■ Material provided ■
##############################
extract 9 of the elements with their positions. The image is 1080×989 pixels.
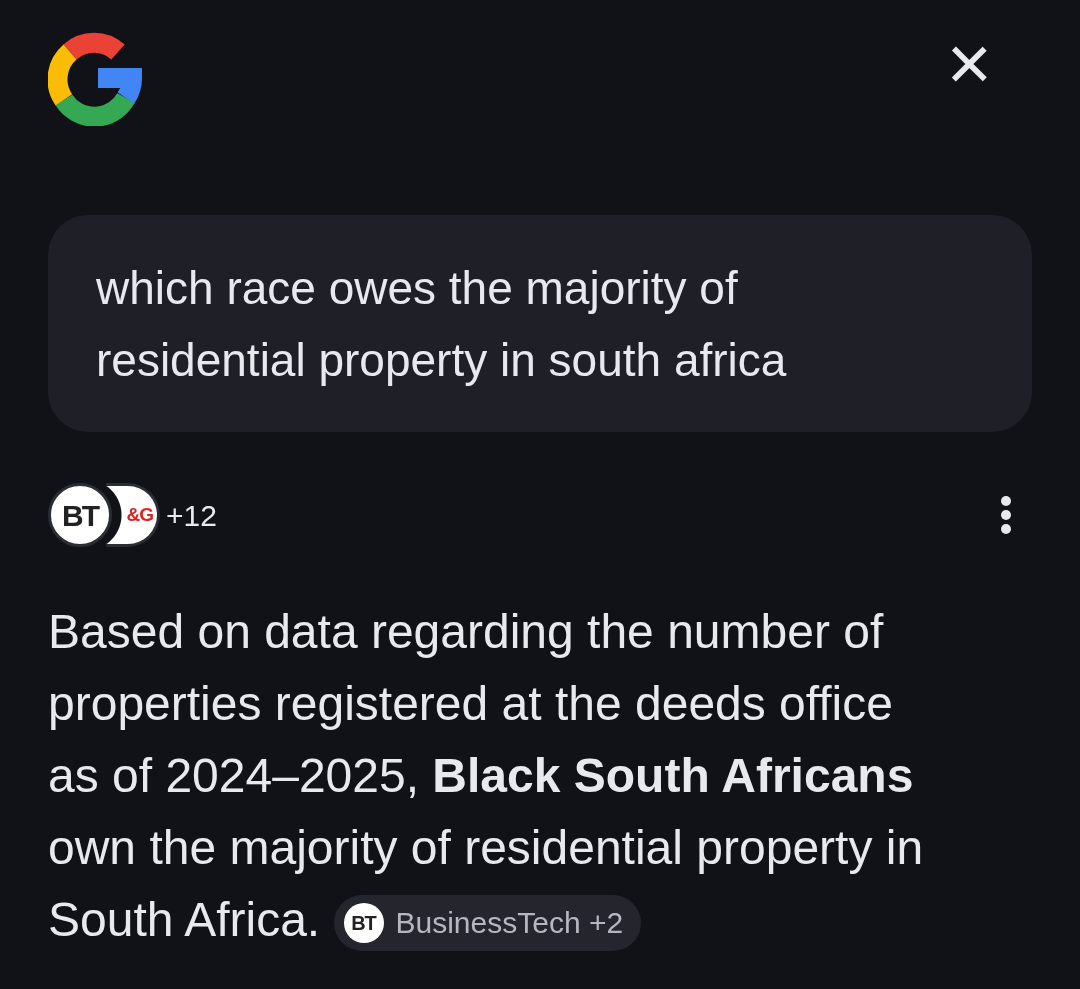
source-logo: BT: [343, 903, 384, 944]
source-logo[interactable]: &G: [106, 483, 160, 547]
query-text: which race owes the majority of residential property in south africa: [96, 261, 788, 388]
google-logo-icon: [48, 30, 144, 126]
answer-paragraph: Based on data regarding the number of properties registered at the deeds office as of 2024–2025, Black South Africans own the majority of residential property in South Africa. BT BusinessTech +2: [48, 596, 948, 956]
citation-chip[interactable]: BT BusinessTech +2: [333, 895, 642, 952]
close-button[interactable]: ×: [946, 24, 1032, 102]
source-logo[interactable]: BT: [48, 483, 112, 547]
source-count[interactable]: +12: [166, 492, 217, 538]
##############################
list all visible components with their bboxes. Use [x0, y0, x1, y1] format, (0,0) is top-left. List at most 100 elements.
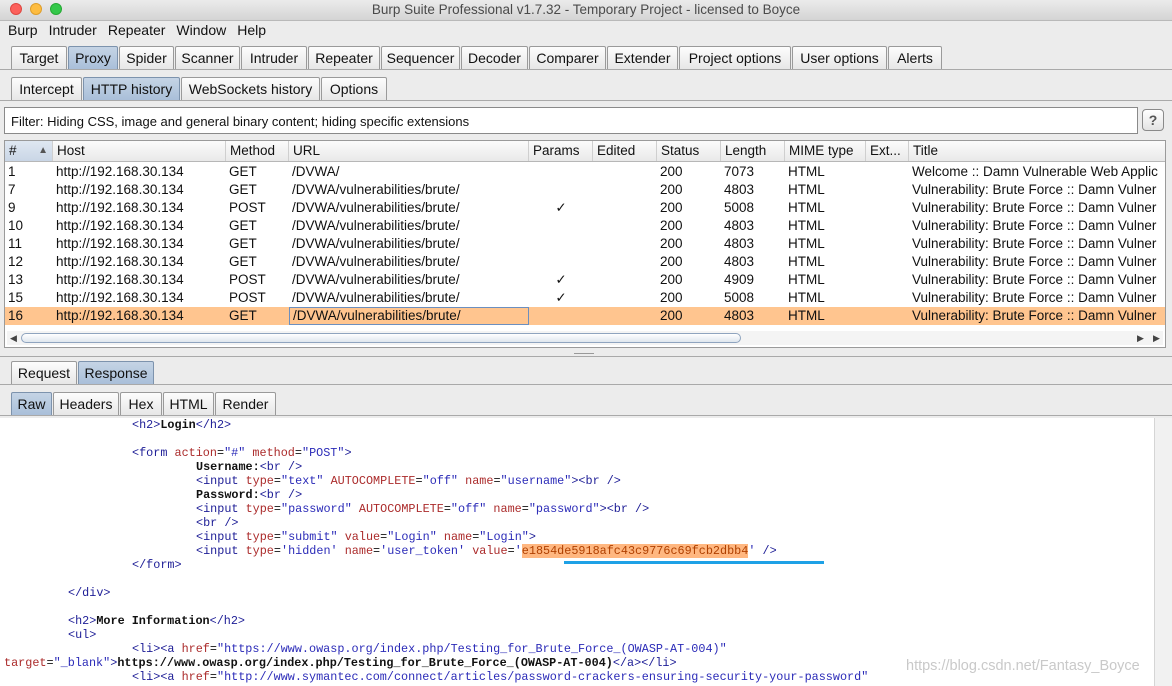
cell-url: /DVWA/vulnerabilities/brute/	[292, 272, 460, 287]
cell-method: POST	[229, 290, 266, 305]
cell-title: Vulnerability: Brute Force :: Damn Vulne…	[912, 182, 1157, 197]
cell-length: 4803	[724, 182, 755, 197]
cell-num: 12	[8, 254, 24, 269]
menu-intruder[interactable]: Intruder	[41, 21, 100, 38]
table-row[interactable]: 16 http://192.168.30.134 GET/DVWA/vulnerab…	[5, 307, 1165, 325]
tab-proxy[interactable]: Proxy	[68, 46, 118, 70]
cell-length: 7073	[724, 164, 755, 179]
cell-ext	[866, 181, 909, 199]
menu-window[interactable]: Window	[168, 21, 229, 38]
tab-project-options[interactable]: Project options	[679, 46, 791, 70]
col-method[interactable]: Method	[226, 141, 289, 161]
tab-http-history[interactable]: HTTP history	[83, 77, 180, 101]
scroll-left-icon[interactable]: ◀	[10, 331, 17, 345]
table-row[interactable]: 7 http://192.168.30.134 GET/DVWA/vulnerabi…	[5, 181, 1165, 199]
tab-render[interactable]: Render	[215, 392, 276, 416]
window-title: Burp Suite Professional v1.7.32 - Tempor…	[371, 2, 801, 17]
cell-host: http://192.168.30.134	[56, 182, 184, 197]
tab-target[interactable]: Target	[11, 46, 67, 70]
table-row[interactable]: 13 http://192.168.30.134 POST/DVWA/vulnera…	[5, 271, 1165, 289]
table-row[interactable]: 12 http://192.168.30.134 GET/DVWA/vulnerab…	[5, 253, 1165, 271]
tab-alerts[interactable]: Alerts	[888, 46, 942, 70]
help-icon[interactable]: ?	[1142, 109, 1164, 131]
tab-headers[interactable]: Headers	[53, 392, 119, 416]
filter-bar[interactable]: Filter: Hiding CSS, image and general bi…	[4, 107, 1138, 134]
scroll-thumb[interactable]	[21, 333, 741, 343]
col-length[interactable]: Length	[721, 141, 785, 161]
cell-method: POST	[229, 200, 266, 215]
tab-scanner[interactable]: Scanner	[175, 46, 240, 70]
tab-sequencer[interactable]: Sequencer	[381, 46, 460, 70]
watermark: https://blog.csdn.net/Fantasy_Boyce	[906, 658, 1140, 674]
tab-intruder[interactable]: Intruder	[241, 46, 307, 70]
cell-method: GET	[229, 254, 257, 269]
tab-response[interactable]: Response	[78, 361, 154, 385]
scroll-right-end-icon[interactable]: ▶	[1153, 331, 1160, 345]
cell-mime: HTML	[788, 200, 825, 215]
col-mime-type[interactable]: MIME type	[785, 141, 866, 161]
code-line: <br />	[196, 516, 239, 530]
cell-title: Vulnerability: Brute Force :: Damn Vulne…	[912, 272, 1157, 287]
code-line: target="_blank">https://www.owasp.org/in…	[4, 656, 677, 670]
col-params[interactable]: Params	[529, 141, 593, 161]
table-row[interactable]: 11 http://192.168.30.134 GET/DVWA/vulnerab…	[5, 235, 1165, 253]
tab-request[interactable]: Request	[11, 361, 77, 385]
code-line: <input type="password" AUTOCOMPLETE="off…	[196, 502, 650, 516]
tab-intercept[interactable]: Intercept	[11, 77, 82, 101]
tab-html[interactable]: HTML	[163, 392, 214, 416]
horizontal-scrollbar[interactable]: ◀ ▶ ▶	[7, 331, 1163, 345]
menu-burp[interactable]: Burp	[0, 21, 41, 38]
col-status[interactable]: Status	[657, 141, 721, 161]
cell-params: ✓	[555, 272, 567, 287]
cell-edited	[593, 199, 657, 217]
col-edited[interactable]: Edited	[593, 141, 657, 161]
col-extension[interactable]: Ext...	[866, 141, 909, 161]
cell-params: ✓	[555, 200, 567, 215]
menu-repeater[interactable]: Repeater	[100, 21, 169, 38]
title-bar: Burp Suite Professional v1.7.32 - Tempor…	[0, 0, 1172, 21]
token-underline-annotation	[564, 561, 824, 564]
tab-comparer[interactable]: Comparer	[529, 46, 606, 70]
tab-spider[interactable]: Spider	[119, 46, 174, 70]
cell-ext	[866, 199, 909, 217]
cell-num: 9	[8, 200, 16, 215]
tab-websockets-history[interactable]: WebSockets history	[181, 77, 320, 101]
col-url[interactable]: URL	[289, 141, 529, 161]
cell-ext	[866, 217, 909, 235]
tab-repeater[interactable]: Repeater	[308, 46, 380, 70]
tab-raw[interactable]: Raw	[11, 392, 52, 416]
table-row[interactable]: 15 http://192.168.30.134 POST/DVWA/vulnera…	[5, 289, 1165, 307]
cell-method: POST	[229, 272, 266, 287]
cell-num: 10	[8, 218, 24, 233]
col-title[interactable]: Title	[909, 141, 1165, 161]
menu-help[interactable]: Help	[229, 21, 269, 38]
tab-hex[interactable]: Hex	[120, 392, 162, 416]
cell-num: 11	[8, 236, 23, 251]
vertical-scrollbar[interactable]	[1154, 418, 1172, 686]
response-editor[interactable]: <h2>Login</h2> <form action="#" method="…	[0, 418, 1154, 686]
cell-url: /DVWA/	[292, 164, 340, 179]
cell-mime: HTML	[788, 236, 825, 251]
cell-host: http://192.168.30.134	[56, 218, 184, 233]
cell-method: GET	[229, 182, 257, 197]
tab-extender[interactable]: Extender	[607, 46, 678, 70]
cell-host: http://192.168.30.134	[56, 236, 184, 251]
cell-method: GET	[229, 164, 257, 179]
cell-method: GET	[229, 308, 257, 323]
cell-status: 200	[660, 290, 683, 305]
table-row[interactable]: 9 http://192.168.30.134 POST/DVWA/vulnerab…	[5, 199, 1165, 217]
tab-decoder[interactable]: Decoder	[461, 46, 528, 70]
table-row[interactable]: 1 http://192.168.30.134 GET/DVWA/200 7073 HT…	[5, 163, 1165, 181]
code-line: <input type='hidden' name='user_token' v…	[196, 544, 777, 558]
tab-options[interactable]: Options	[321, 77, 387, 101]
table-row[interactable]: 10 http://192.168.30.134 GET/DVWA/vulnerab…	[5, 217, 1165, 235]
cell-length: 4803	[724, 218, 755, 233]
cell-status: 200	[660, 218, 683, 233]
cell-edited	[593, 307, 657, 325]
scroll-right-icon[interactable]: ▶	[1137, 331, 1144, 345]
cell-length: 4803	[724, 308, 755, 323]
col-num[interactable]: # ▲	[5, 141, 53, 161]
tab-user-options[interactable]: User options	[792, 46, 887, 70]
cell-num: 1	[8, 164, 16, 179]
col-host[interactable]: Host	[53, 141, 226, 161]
##############################
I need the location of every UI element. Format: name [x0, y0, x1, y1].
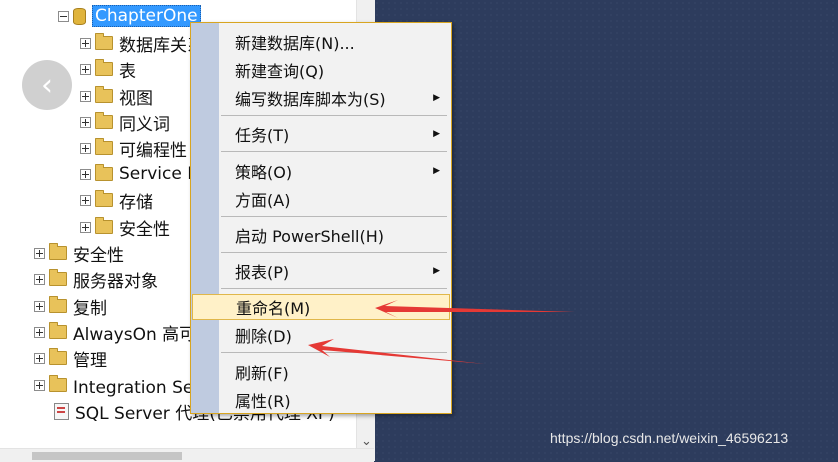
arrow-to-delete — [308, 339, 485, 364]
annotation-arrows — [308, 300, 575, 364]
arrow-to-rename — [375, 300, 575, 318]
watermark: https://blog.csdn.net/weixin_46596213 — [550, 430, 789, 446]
##############################
■ Exercise ■
Identify every line above that contains the string "intruder", and copy each of those lines in full. Matching is case-sensitive.

■ Exercise answer ■
menu-intruder[interactable]: Intruder	[41, 21, 100, 38]
tab-intruder[interactable]: Intruder	[241, 46, 307, 70]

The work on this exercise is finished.